Information given
◆ ◆ ◆ ◆ ◆

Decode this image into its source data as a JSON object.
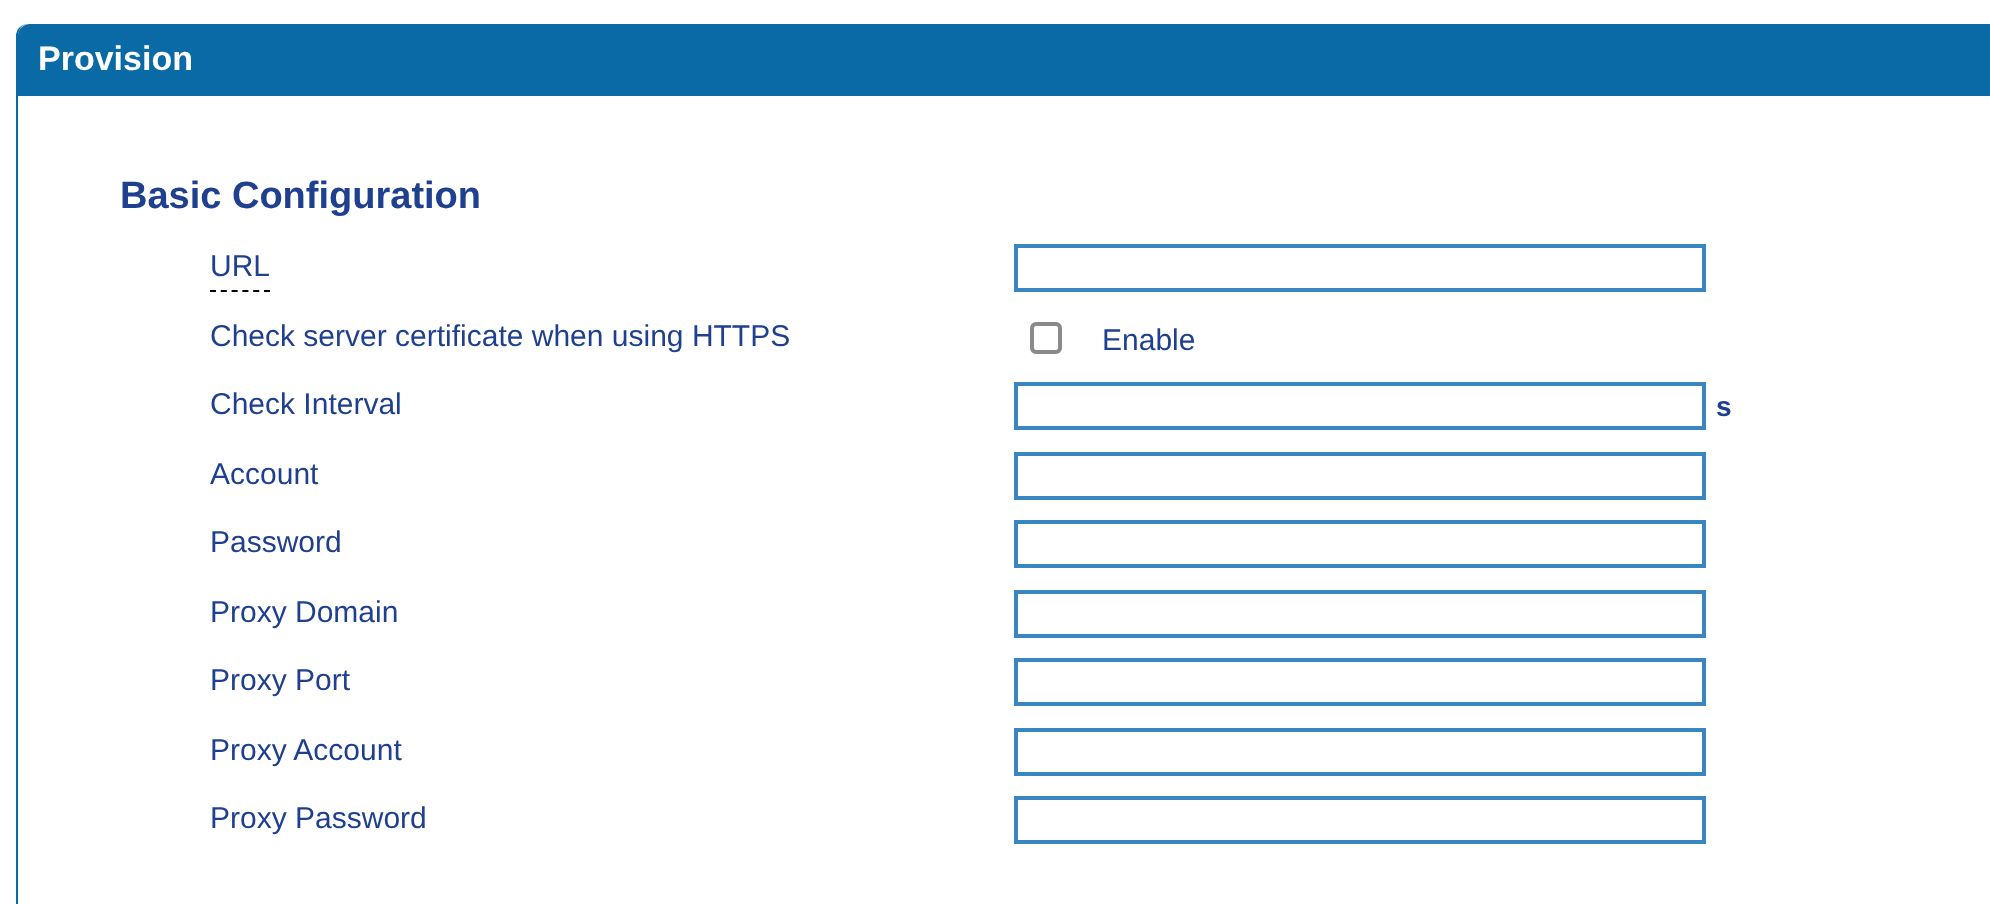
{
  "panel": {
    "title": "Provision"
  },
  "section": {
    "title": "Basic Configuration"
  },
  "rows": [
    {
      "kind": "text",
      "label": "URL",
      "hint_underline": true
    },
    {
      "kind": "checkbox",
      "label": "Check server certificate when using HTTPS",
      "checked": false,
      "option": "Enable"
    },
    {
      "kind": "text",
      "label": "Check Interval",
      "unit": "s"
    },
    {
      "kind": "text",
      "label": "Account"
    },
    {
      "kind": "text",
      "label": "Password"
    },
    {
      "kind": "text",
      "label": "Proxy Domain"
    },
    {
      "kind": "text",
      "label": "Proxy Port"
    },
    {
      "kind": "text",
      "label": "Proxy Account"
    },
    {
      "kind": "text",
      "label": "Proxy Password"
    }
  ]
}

◆ ◆ ◆ ◆ ◆

Given request
All entries are to be retyped exactly. Omit any embedded images.

Solution to this exercise
Decode this image into its source data as a JSON object.
{
  "panel": {
    "title": "Provision"
  },
  "section": {
    "title": "Basic Configuration"
  },
  "rows": [
    {
      "kind": "text",
      "label": "URL",
      "hint_underline": true
    },
    {
      "kind": "checkbox",
      "label": "Check server certificate when using HTTPS",
      "checked": false,
      "option": "Enable"
    },
    {
      "kind": "text",
      "label": "Check Interval",
      "unit": "s"
    },
    {
      "kind": "text",
      "label": "Account"
    },
    {
      "kind": "text",
      "label": "Password"
    },
    {
      "kind": "text",
      "label": "Proxy Domain"
    },
    {
      "kind": "text",
      "label": "Proxy Port"
    },
    {
      "kind": "text",
      "label": "Proxy Account"
    },
    {
      "kind": "text",
      "label": "Proxy Password"
    }
  ]
}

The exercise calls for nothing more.